**Records contained in a dataset**
= = =
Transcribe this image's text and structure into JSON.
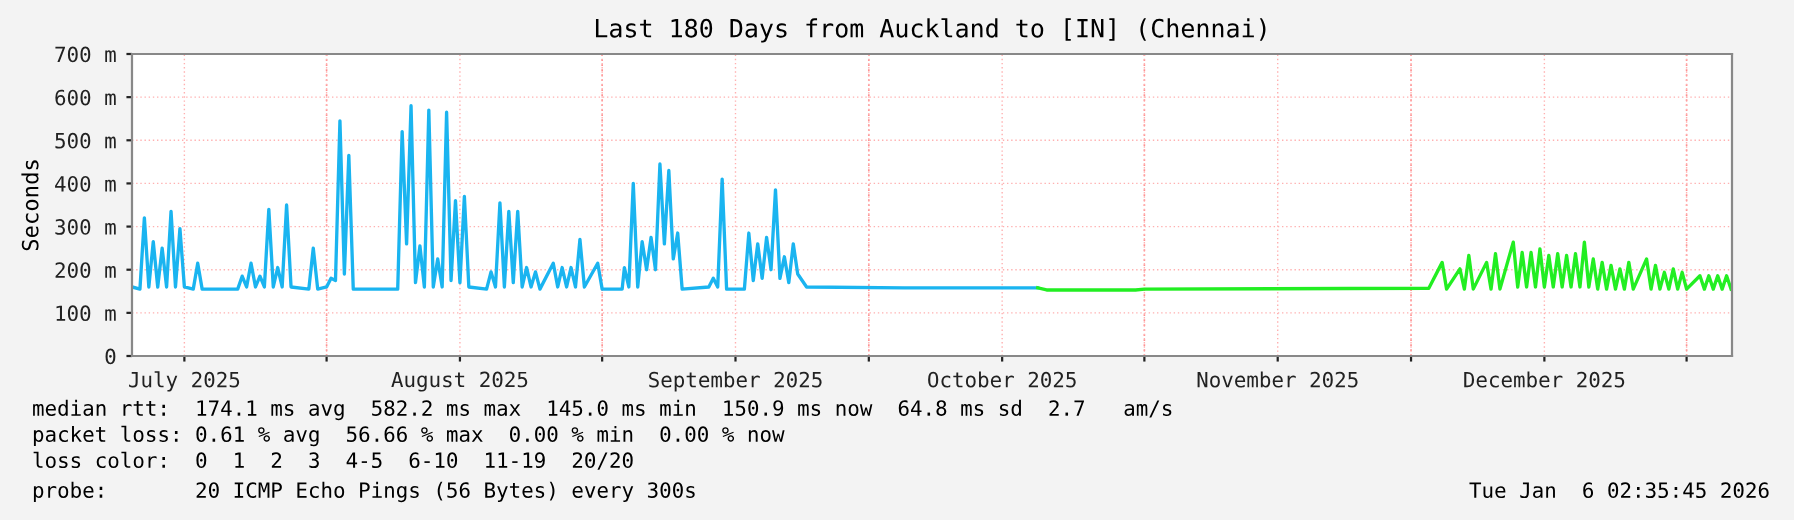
{
  "chart_data": {
    "type": "line",
    "title": "Last 180 Days from Auckland to [IN] (Chennai)",
    "ylabel": "Seconds",
    "xlim": [
      "2025-07-10T02:35",
      "2026-01-06T02:35"
    ],
    "xticks": [
      {
        "value": "2025-07-16",
        "label": "July 2025"
      },
      {
        "value": "2025-08-01",
        "label": null
      },
      {
        "value": "2025-08-16",
        "label": "August 2025"
      },
      {
        "value": "2025-09-01",
        "label": null
      },
      {
        "value": "2025-09-16",
        "label": "September 2025"
      },
      {
        "value": "2025-10-01",
        "label": null
      },
      {
        "value": "2025-10-16",
        "label": "October 2025"
      },
      {
        "value": "2025-11-01",
        "label": null
      },
      {
        "value": "2025-11-16",
        "label": "November 2025"
      },
      {
        "value": "2025-12-01",
        "label": null
      },
      {
        "value": "2025-12-16",
        "label": "December 2025"
      },
      {
        "value": "2026-01-01",
        "label": null
      }
    ],
    "ylim": [
      0,
      700
    ],
    "yticks": [
      0,
      {
        "value": 100,
        "label": "100 m"
      },
      {
        "value": 200,
        "label": "200 m"
      },
      {
        "value": 300,
        "label": "300 m"
      },
      {
        "value": 400,
        "label": "400 m"
      },
      {
        "value": 500,
        "label": "500 m"
      },
      {
        "value": 600,
        "label": "600 m"
      },
      {
        "value": 700,
        "label": "700 m"
      }
    ],
    "grid": true,
    "line_style": "solid",
    "marker": "none",
    "series": [
      {
        "color": "#1ab4f0",
        "x": [
          "2025-07-10T03:00",
          "2025-07-11",
          "2025-07-11T12:00",
          "2025-07-12",
          "2025-07-12T12:00",
          "2025-07-13",
          "2025-07-13T12:00",
          "2025-07-14",
          "2025-07-14T12:00",
          "2025-07-15",
          "2025-07-15T12:00",
          "2025-07-16",
          "2025-07-17",
          "2025-07-17T12:00",
          "2025-07-18",
          "2025-07-22",
          "2025-07-22T12:00",
          "2025-07-23",
          "2025-07-23T12:00",
          "2025-07-24",
          "2025-07-24T12:00",
          "2025-07-25",
          "2025-07-25T12:00",
          "2025-07-26",
          "2025-07-26T12:00",
          "2025-07-27",
          "2025-07-27T12:00",
          "2025-07-28",
          "2025-07-30",
          "2025-07-30T12:00",
          "2025-07-31",
          "2025-08-01",
          "2025-08-01T12:00",
          "2025-08-02",
          "2025-08-02T12:00",
          "2025-08-03",
          "2025-08-03T12:00",
          "2025-08-04",
          "2025-08-09",
          "2025-08-09T12:00",
          "2025-08-10",
          "2025-08-10T12:00",
          "2025-08-11",
          "2025-08-11T12:00",
          "2025-08-12",
          "2025-08-12T12:00",
          "2025-08-13",
          "2025-08-13T12:00",
          "2025-08-14",
          "2025-08-14T12:00",
          "2025-08-15",
          "2025-08-15T12:00",
          "2025-08-16",
          "2025-08-16T12:00",
          "2025-08-17",
          "2025-08-19",
          "2025-08-19T12:00",
          "2025-08-20",
          "2025-08-20T12:00",
          "2025-08-21",
          "2025-08-21T12:00",
          "2025-08-22",
          "2025-08-22T12:00",
          "2025-08-23",
          "2025-08-23T12:00",
          "2025-08-24",
          "2025-08-24T12:00",
          "2025-08-25",
          "2025-08-26T12:00",
          "2025-08-27",
          "2025-08-27T12:00",
          "2025-08-28",
          "2025-08-28T12:00",
          "2025-08-29",
          "2025-08-29T12:00",
          "2025-08-30",
          "2025-08-31T12:00",
          "2025-09-01",
          "2025-09-03T06:00",
          "2025-09-03T12:00",
          "2025-09-04",
          "2025-09-04T12:00",
          "2025-09-05",
          "2025-09-05T12:00",
          "2025-09-06",
          "2025-09-06T12:00",
          "2025-09-07",
          "2025-09-07T12:00",
          "2025-09-08",
          "2025-09-08T12:00",
          "2025-09-09",
          "2025-09-09T12:00",
          "2025-09-10",
          "2025-09-13",
          "2025-09-13T12:00",
          "2025-09-14",
          "2025-09-14T12:00",
          "2025-09-15",
          "2025-09-17",
          "2025-09-17T12:00",
          "2025-09-18",
          "2025-09-18T12:00",
          "2025-09-19",
          "2025-09-19T12:00",
          "2025-09-20",
          "2025-09-20T12:00",
          "2025-09-21",
          "2025-09-21T12:00",
          "2025-09-22",
          "2025-09-22T12:00",
          "2025-09-23",
          "2025-09-24",
          "2025-10-05",
          "2025-10-20"
        ],
        "values": [
          160,
          155,
          320,
          160,
          265,
          160,
          250,
          160,
          335,
          160,
          295,
          160,
          155,
          215,
          155,
          155,
          185,
          160,
          215,
          160,
          185,
          160,
          340,
          160,
          205,
          160,
          350,
          160,
          155,
          250,
          155,
          160,
          180,
          175,
          545,
          190,
          465,
          155,
          155,
          520,
          260,
          580,
          170,
          255,
          160,
          570,
          160,
          225,
          160,
          565,
          175,
          360,
          170,
          370,
          160,
          155,
          195,
          160,
          355,
          160,
          335,
          170,
          335,
          160,
          205,
          160,
          195,
          155,
          215,
          160,
          205,
          160,
          205,
          160,
          270,
          160,
          215,
          155,
          155,
          205,
          160,
          400,
          160,
          265,
          200,
          275,
          200,
          445,
          260,
          430,
          225,
          285,
          155,
          160,
          180,
          160,
          410,
          155,
          155,
          285,
          175,
          260,
          180,
          275,
          200,
          385,
          180,
          230,
          170,
          260,
          190,
          160,
          158,
          158
        ]
      },
      {
        "color": "#22ee22",
        "x": [
          "2025-10-20",
          "2025-10-21",
          "2025-10-31",
          "2025-11-01",
          "2025-12-03",
          "2025-12-04T12:00",
          "2025-12-05",
          "2025-12-06T12:00",
          "2025-12-07",
          "2025-12-07T12:00",
          "2025-12-08",
          "2025-12-09T12:00",
          "2025-12-10",
          "2025-12-10T12:00",
          "2025-12-11",
          "2025-12-12T12:00",
          "2025-12-13",
          "2025-12-13T12:00",
          "2025-12-14",
          "2025-12-14T12:00",
          "2025-12-15",
          "2025-12-15T12:00",
          "2025-12-16",
          "2025-12-16T12:00",
          "2025-12-17",
          "2025-12-17T12:00",
          "2025-12-18",
          "2025-12-18T12:00",
          "2025-12-19",
          "2025-12-19T12:00",
          "2025-12-20",
          "2025-12-20T12:00",
          "2025-12-21",
          "2025-12-21T12:00",
          "2025-12-22",
          "2025-12-22T12:00",
          "2025-12-23",
          "2025-12-23T12:00",
          "2025-12-24",
          "2025-12-24T12:00",
          "2025-12-25",
          "2025-12-25T12:00",
          "2025-12-26",
          "2025-12-27T12:00",
          "2025-12-28",
          "2025-12-28T12:00",
          "2025-12-29",
          "2025-12-29T12:00",
          "2025-12-30",
          "2025-12-30T12:00",
          "2025-12-31",
          "2025-12-31T12:00",
          "2026-01-01",
          "2026-01-02T12:00",
          "2026-01-03",
          "2026-01-03T12:00",
          "2026-01-04",
          "2026-01-04T12:00",
          "2026-01-05",
          "2026-01-05T12:00",
          "2026-01-06"
        ],
        "values": [
          158,
          153,
          153,
          155,
          157,
          217,
          155,
          202,
          155,
          233,
          155,
          217,
          155,
          237,
          155,
          264,
          160,
          240,
          160,
          240,
          160,
          248,
          160,
          233,
          160,
          237,
          160,
          233,
          160,
          237,
          160,
          264,
          160,
          225,
          155,
          217,
          155,
          210,
          155,
          202,
          155,
          217,
          155,
          225,
          155,
          210,
          155,
          194,
          155,
          202,
          155,
          194,
          155,
          186,
          155,
          186,
          155,
          186,
          155,
          186,
          155
        ]
      }
    ],
    "annotations": [
      "median rtt:  174.1 ms avg  582.2 ms max  145.0 ms min  150.9 ms now  64.8 ms sd  2.7   am/s",
      "packet loss: 0.61 % avg  56.66 % max  0.00 % min  0.00 % now",
      "loss color:  0  1  2  3  4-5  6-10  11-19  20/20",
      "probe:       20 ICMP Echo Pings (56 Bytes) every 300s",
      "Tue Jan  6 02:35:45 2026"
    ]
  }
}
= = =
**SET PROBLEM**
How many lines of the data hold the string "color"? Reply with the number alone.

**EXERCISE SOLUTION**
3